先日、あるセミナーで「九州経済今昔」という西日本新聞の部長さまの話を聞いてきました。
九州は、面積42,193㎢で、日本の面積の11,2%、人口1323万人で、総人口の10,5%を占めています。同時に九州の域内総生産額は、約48兆円で、日本の国内総生産(GDP)の9,3%を占めています。九州の域内総生産額を世界各国のGDPと比較すると、世界第20位のベルギーと同等の経済規模を持っています。そうした予備知識を持ってお話を聞いているとここ20年間の日本の「変化」がよく理解出来ました。

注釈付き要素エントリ
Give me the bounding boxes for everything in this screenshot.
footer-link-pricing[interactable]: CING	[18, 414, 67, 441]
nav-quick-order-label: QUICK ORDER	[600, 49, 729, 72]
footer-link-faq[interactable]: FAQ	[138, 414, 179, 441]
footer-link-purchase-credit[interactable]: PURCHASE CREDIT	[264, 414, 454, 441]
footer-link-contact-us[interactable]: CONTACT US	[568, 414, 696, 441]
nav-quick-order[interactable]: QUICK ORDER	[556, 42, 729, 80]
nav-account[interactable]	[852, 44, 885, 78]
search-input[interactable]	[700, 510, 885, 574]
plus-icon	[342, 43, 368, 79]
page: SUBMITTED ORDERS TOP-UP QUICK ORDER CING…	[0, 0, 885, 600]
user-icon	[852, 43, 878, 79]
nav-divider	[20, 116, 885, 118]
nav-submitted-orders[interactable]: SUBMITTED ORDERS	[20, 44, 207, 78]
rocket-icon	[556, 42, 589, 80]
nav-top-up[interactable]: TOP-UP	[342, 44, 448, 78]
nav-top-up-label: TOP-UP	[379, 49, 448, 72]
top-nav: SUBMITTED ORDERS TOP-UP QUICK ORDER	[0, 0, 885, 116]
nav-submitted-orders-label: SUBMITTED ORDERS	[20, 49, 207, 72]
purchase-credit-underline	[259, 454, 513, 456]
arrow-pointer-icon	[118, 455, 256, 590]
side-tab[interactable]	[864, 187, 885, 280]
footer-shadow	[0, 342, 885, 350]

* 作業内容 *
九州経済についての掲載本文のうち、「九州は、面積42,193㎢で」から「変化」がよく理解出来ました。」までのすべてを一字一句違えずに書き写してください。

* 演習結果 *
九州は、面積42,193㎢で、日本の面積の11,2%、人口1323万人で、総人口の10,5%を占めています。同時に九州の域内総生産額は、約48兆円で、日本の国内総生産(GDP)の9,3%を占めています。九州の域内総生産額を世界各国のGDPと比較すると、世界第20位のベルギーと同等の経済規模を持っています。そうした予備知識を持ってお話を聞いているとここ20年間の日本の「変化」がよく理解出来ました。